▶ Selected extract
Simple and plural nouns
Carla M.
em 25 de Junho de 2019

Singular and Plural Nouns in English

Rule 1

Most nouns are made plural by adding -s to the end of the singular form.

For Examples:

  • car – cars
  • bag – bags
  • table – tables
  • house – houses
  • dog – dogs

Rule 2

Singular nouns that end in ‘s’, ‘x’, ‘z’, ‘ch’, ‘sh’,or ‘ss’, form the plural by adding –es.

For Examples:

  • bus – buses
  • bench – benches
  • box – boxes
  • dish – dishes
  • truss – trusses
  • marsh – marshes
  • lunch – lunches
  • tax – taxes
  • blitz – blitzes
  • watch – watches

Excepting: 

  • fez – fezzes
  • gas –  gasses
  • quiz – quizzes
  • bus – busses

Rule 3

The plural form of some nouns that end in ‘f’ or ‘fe’ is made by changing the ending to -ves.

For Examples:

  • half – halves
  • hoof – hooves
  • calf – calves
  • elf – elves
  • shelf – shelves
  • leaf – leaves
  • loaf – loaves
  • thief – thieves
  • wolf – wolves
  • life – lives
  • knife – knives
  • scarf – scarves
  • wife –  wives 

Excepting:

  • cuff – cuffs
  • knockoff – knockoffs
  • chef – chefs
  • belief – beliefs
  • roof – roofs
  • chief – chiefs

Rule 4

Nouns ending in -o:

Nouns that end in ‘o’ preceded by a vowel are made plural by adding -s.

For Examples:

  • radio – radios
  • stereo – stereos
  • video  – videos

Nouns that end in “o” preceded by a consonant are made plural by adding -es.

▶ Information supplied
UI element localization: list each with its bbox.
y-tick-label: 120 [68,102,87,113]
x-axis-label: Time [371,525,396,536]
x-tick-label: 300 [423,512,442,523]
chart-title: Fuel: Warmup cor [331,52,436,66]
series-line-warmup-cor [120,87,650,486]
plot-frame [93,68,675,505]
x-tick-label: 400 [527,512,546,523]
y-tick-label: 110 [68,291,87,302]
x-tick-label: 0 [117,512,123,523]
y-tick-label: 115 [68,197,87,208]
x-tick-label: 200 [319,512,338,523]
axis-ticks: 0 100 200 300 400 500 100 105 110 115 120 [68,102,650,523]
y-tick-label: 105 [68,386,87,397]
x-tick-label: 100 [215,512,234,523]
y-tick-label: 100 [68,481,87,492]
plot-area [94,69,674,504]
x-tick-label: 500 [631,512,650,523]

▶ Work to complete
1/ Write out the plural nouns text starting with "Most nouns are" and going on through "by adding –es.", replacing "Most" with "Many".
2/ In the plural nouns text, how are nouns that end in "o" preceded by a vowel made plural?
Use only the plural nouns text, not the material.

▶ Answers for each item
1/
Many nouns are made plural by adding -s to the end of the singular form.

For Examples:

  • car – cars
  • bag – bags
  • table – tables
  • house – houses
  • dog – dogs

Rule 2

Singular nouns that end in ‘s’, ‘x’, ‘z’, ‘ch’, ‘sh’,or ‘ss’, form the plural by adding –es.

2/ By adding -s.